Quote every line below exactly and skip any picture.

--------------------

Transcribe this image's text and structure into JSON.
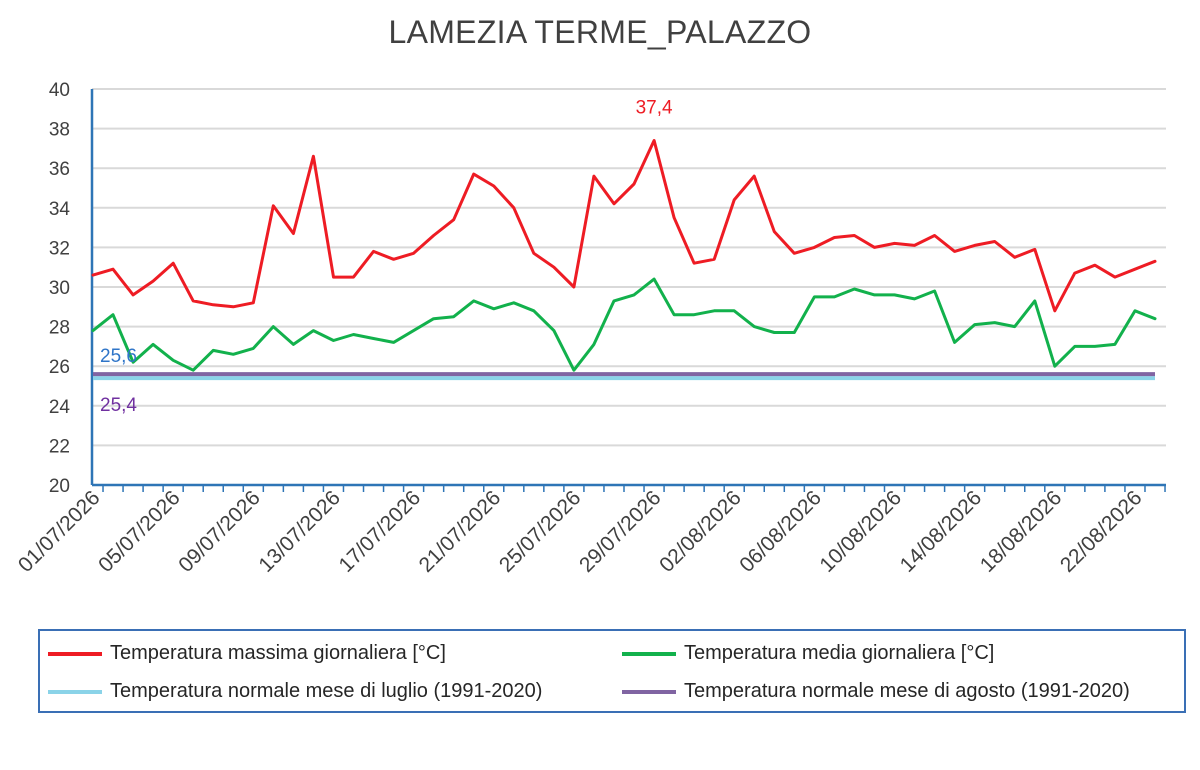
{
  "chart_data": {
    "type": "line",
    "title": "LAMEZIA TERME_PALAZZO",
    "xlabel": "",
    "ylabel": "",
    "ylim": [
      20,
      40
    ],
    "yticks": [
      "20",
      "22",
      "24",
      "26",
      "28",
      "30",
      "32",
      "34",
      "36",
      "38",
      "40"
    ],
    "x": [
      "01/07/2026",
      "02/07/2026",
      "03/07/2026",
      "04/07/2026",
      "05/07/2026",
      "06/07/2026",
      "07/07/2026",
      "08/07/2026",
      "09/07/2026",
      "10/07/2026",
      "11/07/2026",
      "12/07/2026",
      "13/07/2026",
      "14/07/2026",
      "15/07/2026",
      "16/07/2026",
      "17/07/2026",
      "18/07/2026",
      "19/07/2026",
      "20/07/2026",
      "21/07/2026",
      "22/07/2026",
      "23/07/2026",
      "24/07/2026",
      "25/07/2026",
      "26/07/2026",
      "27/07/2026",
      "28/07/2026",
      "29/07/2026",
      "30/07/2026",
      "31/07/2026",
      "01/08/2026",
      "02/08/2026",
      "03/08/2026",
      "04/08/2026",
      "05/08/2026",
      "06/08/2026",
      "07/08/2026",
      "08/08/2026",
      "09/08/2026",
      "10/08/2026",
      "11/08/2026",
      "12/08/2026",
      "13/08/2026",
      "14/08/2026",
      "15/08/2026",
      "16/08/2026",
      "17/08/2026",
      "18/08/2026",
      "19/08/2026",
      "20/08/2026",
      "21/08/2026",
      "22/08/2026",
      "23/08/2026"
    ],
    "xtick_labels": [
      "01/07/2026",
      "05/07/2026",
      "09/07/2026",
      "13/07/2026",
      "17/07/2026",
      "21/07/2026",
      "25/07/2026",
      "29/07/2026",
      "02/08/2026",
      "06/08/2026",
      "10/08/2026",
      "14/08/2026",
      "18/08/2026",
      "22/08/2026"
    ],
    "grid": true,
    "legend_position": "bottom",
    "series": [
      {
        "name": "Temperatura massima giornaliera [°C]",
        "color": "#ee1c24",
        "values": [
          30.6,
          30.9,
          29.6,
          30.3,
          31.2,
          29.3,
          29.1,
          29.0,
          29.2,
          34.1,
          32.7,
          36.6,
          30.5,
          30.5,
          31.8,
          31.4,
          31.7,
          32.6,
          33.4,
          35.7,
          35.1,
          34.0,
          31.7,
          31.0,
          30.0,
          35.6,
          34.2,
          35.2,
          37.4,
          33.5,
          31.2,
          31.4,
          34.4,
          35.6,
          32.8,
          31.7,
          32.0,
          32.5,
          32.6,
          32.0,
          32.2,
          32.1,
          32.6,
          31.8,
          32.1,
          32.3,
          31.5,
          31.9,
          28.8,
          30.7,
          31.1,
          30.5,
          30.9,
          31.3
        ]
      },
      {
        "name": "Temperatura media giornaliera [°C]",
        "color": "#12b14c",
        "values": [
          27.8,
          28.6,
          26.2,
          27.1,
          26.3,
          25.8,
          26.8,
          26.6,
          26.9,
          28.0,
          27.1,
          27.8,
          27.3,
          27.6,
          27.4,
          27.2,
          27.8,
          28.4,
          28.5,
          29.3,
          28.9,
          29.2,
          28.8,
          27.8,
          25.8,
          27.1,
          29.3,
          29.6,
          30.4,
          28.6,
          28.6,
          28.8,
          28.8,
          28.0,
          27.7,
          27.7,
          29.5,
          29.5,
          29.9,
          29.6,
          29.6,
          29.4,
          29.8,
          27.2,
          28.1,
          28.2,
          28.0,
          29.3,
          26.0,
          27.0,
          27.0,
          27.1,
          28.8,
          28.4
        ]
      },
      {
        "name": "Temperatura normale mese di luglio (1991-2020)",
        "color": "#8ad3e8",
        "constant": 25.4,
        "label": "25,4",
        "label_color": "#7030a0"
      },
      {
        "name": "Temperatura normale mese di agosto (1991-2020)",
        "color": "#8064a2",
        "constant": 25.6,
        "label": "25,6",
        "label_color": "#2f75c8"
      }
    ],
    "annotations": [
      {
        "text": "37,4",
        "x": "29/07/2026",
        "y": 37.4,
        "color": "#ee1c24"
      }
    ]
  }
}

--------------------

Exercise output:
Transcribe this image's text and structure into JSON.
{
  "chart_data": {
    "type": "line",
    "title": "LAMEZIA TERME_PALAZZO",
    "xlabel": "",
    "ylabel": "",
    "ylim": [
      20,
      40
    ],
    "yticks": [
      "20",
      "22",
      "24",
      "26",
      "28",
      "30",
      "32",
      "34",
      "36",
      "38",
      "40"
    ],
    "x": [
      "01/07/2026",
      "02/07/2026",
      "03/07/2026",
      "04/07/2026",
      "05/07/2026",
      "06/07/2026",
      "07/07/2026",
      "08/07/2026",
      "09/07/2026",
      "10/07/2026",
      "11/07/2026",
      "12/07/2026",
      "13/07/2026",
      "14/07/2026",
      "15/07/2026",
      "16/07/2026",
      "17/07/2026",
      "18/07/2026",
      "19/07/2026",
      "20/07/2026",
      "21/07/2026",
      "22/07/2026",
      "23/07/2026",
      "24/07/2026",
      "25/07/2026",
      "26/07/2026",
      "27/07/2026",
      "28/07/2026",
      "29/07/2026",
      "30/07/2026",
      "31/07/2026",
      "01/08/2026",
      "02/08/2026",
      "03/08/2026",
      "04/08/2026",
      "05/08/2026",
      "06/08/2026",
      "07/08/2026",
      "08/08/2026",
      "09/08/2026",
      "10/08/2026",
      "11/08/2026",
      "12/08/2026",
      "13/08/2026",
      "14/08/2026",
      "15/08/2026",
      "16/08/2026",
      "17/08/2026",
      "18/08/2026",
      "19/08/2026",
      "20/08/2026",
      "21/08/2026",
      "22/08/2026",
      "23/08/2026"
    ],
    "xtick_labels": [
      "01/07/2026",
      "05/07/2026",
      "09/07/2026",
      "13/07/2026",
      "17/07/2026",
      "21/07/2026",
      "25/07/2026",
      "29/07/2026",
      "02/08/2026",
      "06/08/2026",
      "10/08/2026",
      "14/08/2026",
      "18/08/2026",
      "22/08/2026"
    ],
    "grid": true,
    "legend_position": "bottom",
    "series": [
      {
        "name": "Temperatura massima giornaliera [°C]",
        "color": "#ee1c24",
        "values": [
          30.6,
          30.9,
          29.6,
          30.3,
          31.2,
          29.3,
          29.1,
          29.0,
          29.2,
          34.1,
          32.7,
          36.6,
          30.5,
          30.5,
          31.8,
          31.4,
          31.7,
          32.6,
          33.4,
          35.7,
          35.1,
          34.0,
          31.7,
          31.0,
          30.0,
          35.6,
          34.2,
          35.2,
          37.4,
          33.5,
          31.2,
          31.4,
          34.4,
          35.6,
          32.8,
          31.7,
          32.0,
          32.5,
          32.6,
          32.0,
          32.2,
          32.1,
          32.6,
          31.8,
          32.1,
          32.3,
          31.5,
          31.9,
          28.8,
          30.7,
          31.1,
          30.5,
          30.9,
          31.3
        ]
      },
      {
        "name": "Temperatura media giornaliera [°C]",
        "color": "#12b14c",
        "values": [
          27.8,
          28.6,
          26.2,
          27.1,
          26.3,
          25.8,
          26.8,
          26.6,
          26.9,
          28.0,
          27.1,
          27.8,
          27.3,
          27.6,
          27.4,
          27.2,
          27.8,
          28.4,
          28.5,
          29.3,
          28.9,
          29.2,
          28.8,
          27.8,
          25.8,
          27.1,
          29.3,
          29.6,
          30.4,
          28.6,
          28.6,
          28.8,
          28.8,
          28.0,
          27.7,
          27.7,
          29.5,
          29.5,
          29.9,
          29.6,
          29.6,
          29.4,
          29.8,
          27.2,
          28.1,
          28.2,
          28.0,
          29.3,
          26.0,
          27.0,
          27.0,
          27.1,
          28.8,
          28.4
        ]
      },
      {
        "name": "Temperatura normale mese di luglio (1991-2020)",
        "color": "#8ad3e8",
        "constant": 25.4,
        "label": "25,4",
        "label_color": "#7030a0"
      },
      {
        "name": "Temperatura normale mese di agosto (1991-2020)",
        "color": "#8064a2",
        "constant": 25.6,
        "label": "25,6",
        "label_color": "#2f75c8"
      }
    ],
    "annotations": [
      {
        "text": "37,4",
        "x": "29/07/2026",
        "y": 37.4,
        "color": "#ee1c24"
      }
    ]
  }
}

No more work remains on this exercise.